▶ WHAT YOU SHOULD DO: Are you able to retype all the records below exactly?

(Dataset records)
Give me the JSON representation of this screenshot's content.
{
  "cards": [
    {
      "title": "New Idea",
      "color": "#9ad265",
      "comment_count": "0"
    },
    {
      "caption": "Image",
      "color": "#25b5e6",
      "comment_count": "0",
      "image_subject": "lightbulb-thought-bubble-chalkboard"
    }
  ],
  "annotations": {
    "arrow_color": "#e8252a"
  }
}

▶ WRITTEN SOLUTION:
Give me the JSON representation of this screenshot's content.
{
  "cards": [
    {
      "title": "New Idea",
      "color": "#9ad265",
      "comment_count": "0"
    },
    {
      "caption": "Image",
      "color": "#25b5e6",
      "comment_count": "0",
      "image_subject": "lightbulb-thought-bubble-chalkboard"
    }
  ],
  "annotations": {
    "arrow_color": "#e8252a"
  }
}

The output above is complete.